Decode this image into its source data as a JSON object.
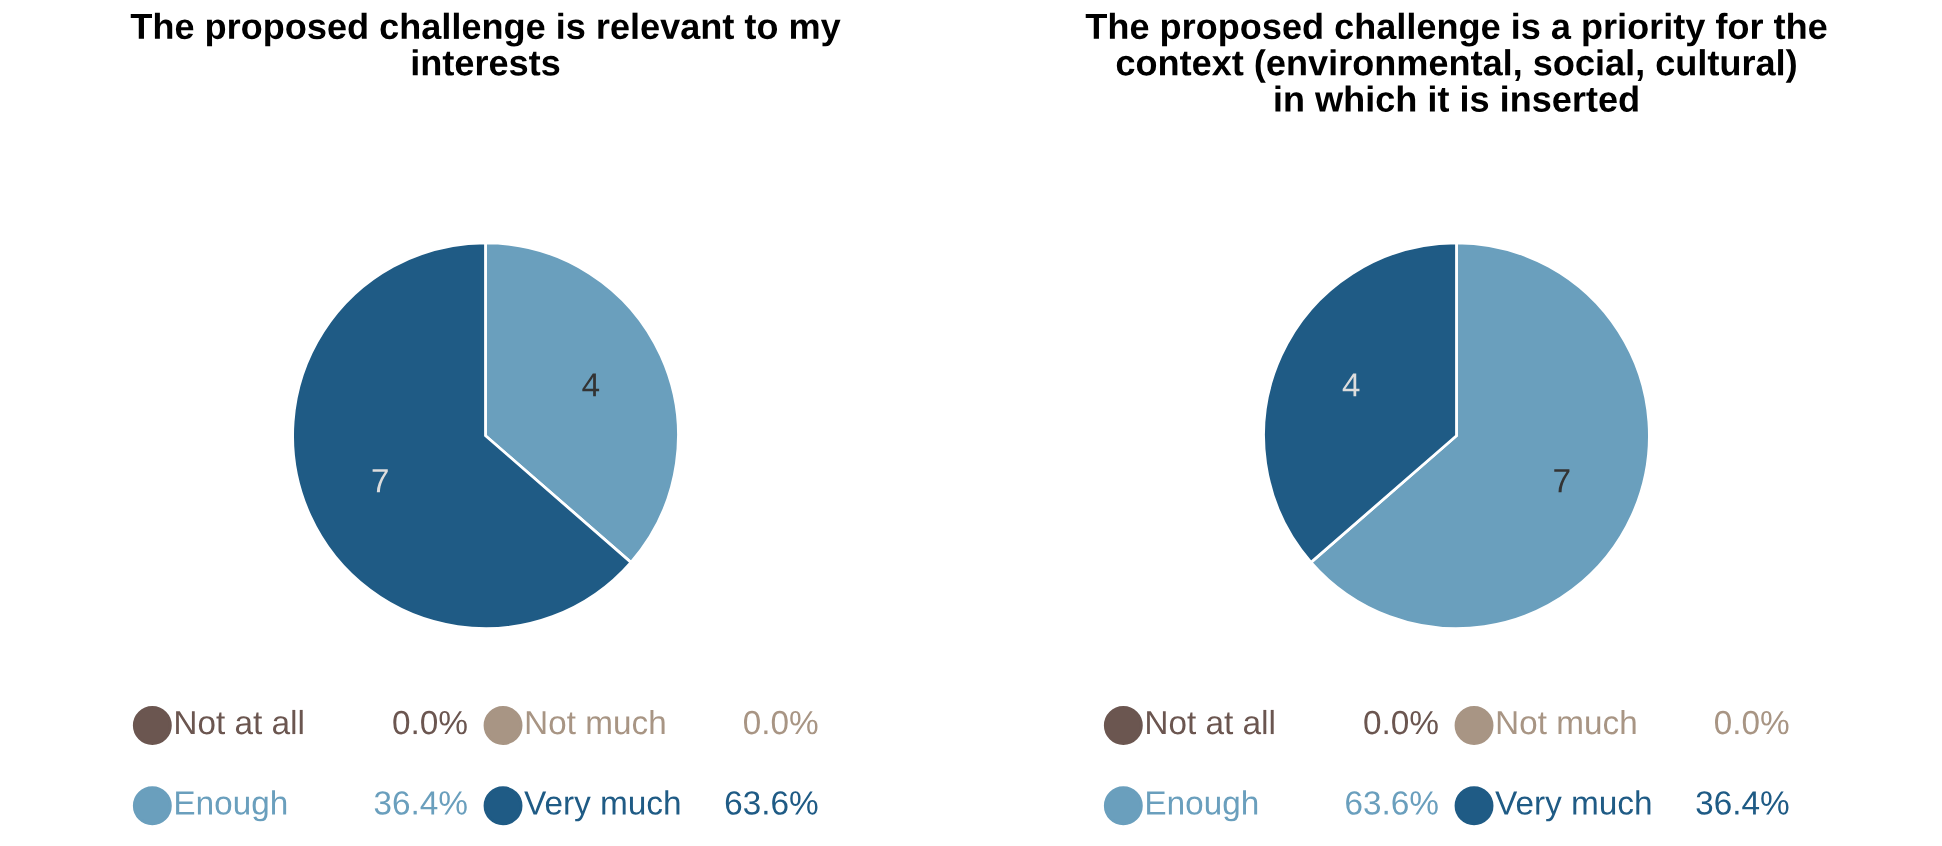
{
  "chart_data": [
    {
      "type": "pie",
      "title": "The proposed challenge is relevant to my\ninterests",
      "categories": [
        "Not at all",
        "Not much",
        "Enough",
        "Very much"
      ],
      "values": [
        0,
        0,
        36.4,
        63.6
      ],
      "colors": [
        "#6b5650",
        "#a89584",
        "#6a9fbd",
        "#1f5b85"
      ],
      "value_labels": [
        "0.0%",
        "0.0%",
        "36.4%",
        "63.6%"
      ],
      "annotations": [
        {
          "text": "4",
          "x": "Enough"
        },
        {
          "text": "7",
          "x": "Very much"
        }
      ],
      "legend": "bottom"
    },
    {
      "type": "pie",
      "title": "The proposed challenge is a priority for the\ncontext (environmental, social, cultural)\nin which it is inserted",
      "categories": [
        "Not at all",
        "Not much",
        "Enough",
        "Very much"
      ],
      "values": [
        0,
        0,
        63.6,
        36.4
      ],
      "colors": [
        "#6b5650",
        "#a89584",
        "#6a9fbd",
        "#1f5b85"
      ],
      "value_labels": [
        "0.0%",
        "0.0%",
        "63.6%",
        "36.4%"
      ],
      "annotations": [
        {
          "text": "7",
          "x": "Enough"
        },
        {
          "text": "4",
          "x": "Very much"
        }
      ],
      "legend": "bottom"
    }
  ]
}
........
Write out every line of the entries that holds the word "proposed".

      "title": "The proposed challenge is relevant to my\ninterests",
      "title": "The proposed challenge is a priority for the\ncontext (environmental, social, cultural)\nin which it is inserted",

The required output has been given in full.